## Task objective
Using the listing below, copy every line that mentions "decrease".

## Dataset content
============

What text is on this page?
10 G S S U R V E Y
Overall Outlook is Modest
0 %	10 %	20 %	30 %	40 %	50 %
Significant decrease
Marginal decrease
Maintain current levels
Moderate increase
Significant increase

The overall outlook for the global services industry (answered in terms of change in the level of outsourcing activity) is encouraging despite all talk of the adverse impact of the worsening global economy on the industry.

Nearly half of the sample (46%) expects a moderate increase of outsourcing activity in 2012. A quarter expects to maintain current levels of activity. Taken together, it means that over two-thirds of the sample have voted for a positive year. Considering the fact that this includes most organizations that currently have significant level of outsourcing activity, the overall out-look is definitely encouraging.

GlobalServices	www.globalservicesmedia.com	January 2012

============

## Finished exercise
Significant decrease
Marginal decrease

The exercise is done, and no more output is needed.